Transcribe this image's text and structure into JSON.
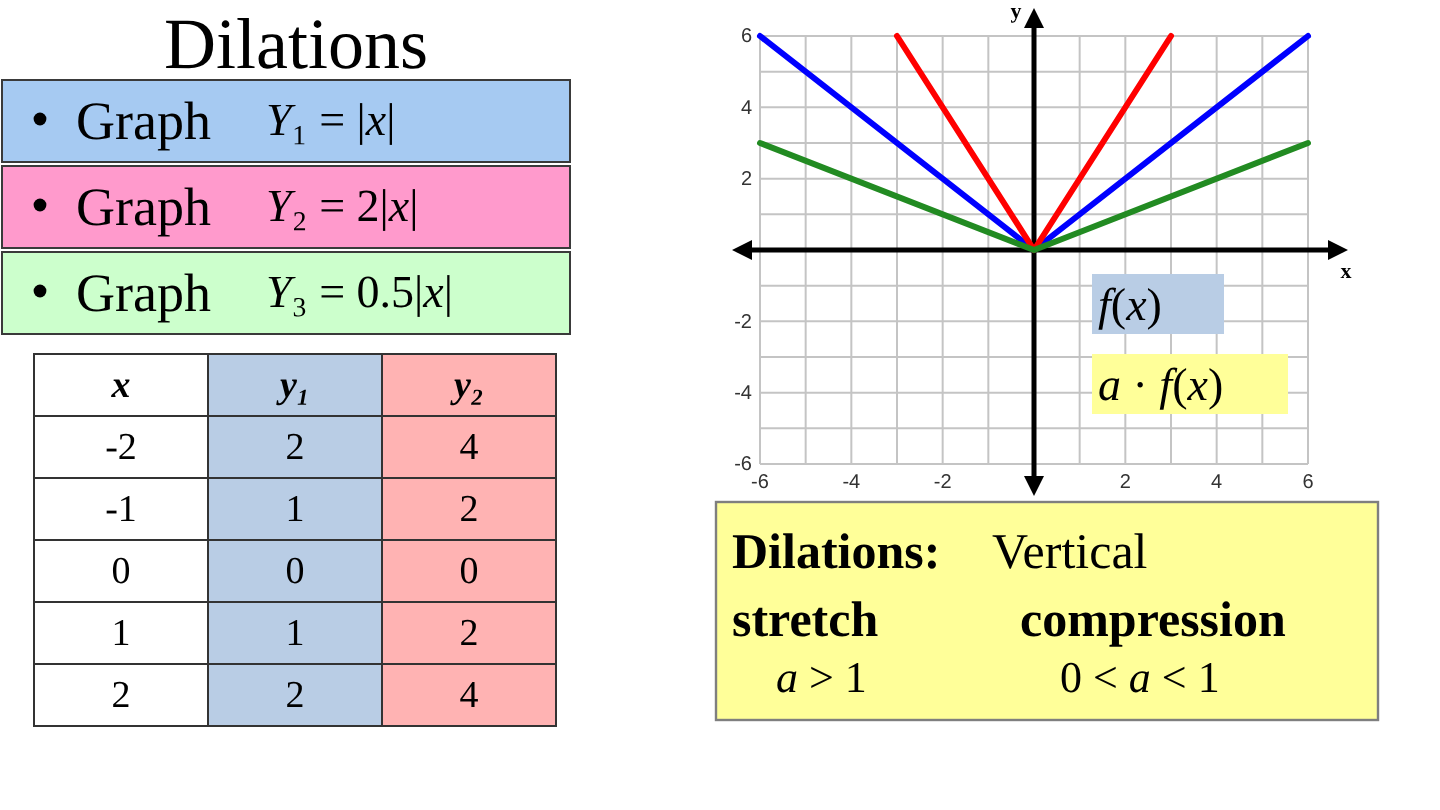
{
  "chart_data": [
    {
      "type": "other",
      "title": "Dilations",
      "annotations": [
        "Graph",
        "Y₁ = |x|",
        "Graph",
        "Y₂ = 2|x|",
        "Graph",
        "Y₃ = 0.5|x|"
      ]
    },
    {
      "type": "heatmap",
      "ylabel": "x",
      "categories": [
        "y₁",
        "y₂"
      ],
      "y_categories": [
        "-2",
        "-1",
        "0",
        "1",
        "2"
      ],
      "cells": [
        [
          2,
          4
        ],
        [
          1,
          2
        ],
        [
          0,
          0
        ],
        [
          1,
          2
        ],
        [
          2,
          4
        ]
      ],
      "data_labels": true
    },
    {
      "type": "line",
      "xlabel": "x",
      "ylabel": "y",
      "xlim": [
        -6,
        6
      ],
      "ylim": [
        -6,
        6
      ],
      "xticks": [
        -6,
        {
          "value": -5,
          "label": null
        },
        -4,
        {
          "value": -3,
          "label": null
        },
        -2,
        {
          "value": -1,
          "label": null
        },
        {
          "value": 1,
          "label": null
        },
        2,
        {
          "value": 3,
          "label": null
        },
        4,
        {
          "value": 5,
          "label": null
        },
        6
      ],
      "yticks": [
        -6,
        {
          "value": -5,
          "label": null
        },
        -4,
        {
          "value": -3,
          "label": null
        },
        -2,
        {
          "value": -1,
          "label": null
        },
        {
          "value": 1,
          "label": null
        },
        2,
        {
          "value": 3,
          "label": null
        },
        4,
        {
          "value": 5,
          "label": null
        },
        6
      ],
      "grid": true,
      "series": [
        {
          "color": "#0000ff",
          "x": [
            -6,
            0,
            6
          ],
          "values": [
            6,
            0,
            6
          ]
        },
        {
          "color": "#ff0000",
          "x": [
            -3,
            0,
            3
          ],
          "values": [
            6,
            0,
            6
          ]
        },
        {
          "color": "#228b22",
          "x": [
            -6,
            0,
            6
          ],
          "values": [
            3,
            0,
            3
          ]
        }
      ],
      "annotations": [
        "f(x)",
        "a · f(x)",
        "Dilations:",
        "Vertical",
        "stretch",
        "compression",
        "a > 1",
        "0 < a < 1"
      ]
    }
  ]
}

▶ **WRITTEN PROBLEM**: All of the material above is to be copied exactly, except for its images.

▶ **WRITTEN REPLY**:
Transcribe this image's text and structure into JSON.
{
  "chart_data": [
    {
      "type": "other",
      "title": "Dilations",
      "annotations": [
        "Graph",
        "Y₁ = |x|",
        "Graph",
        "Y₂ = 2|x|",
        "Graph",
        "Y₃ = 0.5|x|"
      ]
    },
    {
      "type": "heatmap",
      "ylabel": "x",
      "categories": [
        "y₁",
        "y₂"
      ],
      "y_categories": [
        "-2",
        "-1",
        "0",
        "1",
        "2"
      ],
      "cells": [
        [
          2,
          4
        ],
        [
          1,
          2
        ],
        [
          0,
          0
        ],
        [
          1,
          2
        ],
        [
          2,
          4
        ]
      ],
      "data_labels": true
    },
    {
      "type": "line",
      "xlabel": "x",
      "ylabel": "y",
      "xlim": [
        -6,
        6
      ],
      "ylim": [
        -6,
        6
      ],
      "xticks": [
        -6,
        {
          "value": -5,
          "label": null
        },
        -4,
        {
          "value": -3,
          "label": null
        },
        -2,
        {
          "value": -1,
          "label": null
        },
        {
          "value": 1,
          "label": null
        },
        2,
        {
          "value": 3,
          "label": null
        },
        4,
        {
          "value": 5,
          "label": null
        },
        6
      ],
      "yticks": [
        -6,
        {
          "value": -5,
          "label": null
        },
        -4,
        {
          "value": -3,
          "label": null
        },
        -2,
        {
          "value": -1,
          "label": null
        },
        {
          "value": 1,
          "label": null
        },
        2,
        {
          "value": 3,
          "label": null
        },
        4,
        {
          "value": 5,
          "label": null
        },
        6
      ],
      "grid": true,
      "series": [
        {
          "color": "#0000ff",
          "x": [
            -6,
            0,
            6
          ],
          "values": [
            6,
            0,
            6
          ]
        },
        {
          "color": "#ff0000",
          "x": [
            -3,
            0,
            3
          ],
          "values": [
            6,
            0,
            6
          ]
        },
        {
          "color": "#228b22",
          "x": [
            -6,
            0,
            6
          ],
          "values": [
            3,
            0,
            3
          ]
        }
      ],
      "annotations": [
        "f(x)",
        "a · f(x)",
        "Dilations:",
        "Vertical",
        "stretch",
        "compression",
        "a > 1",
        "0 < a < 1"
      ]
    }
  ]
}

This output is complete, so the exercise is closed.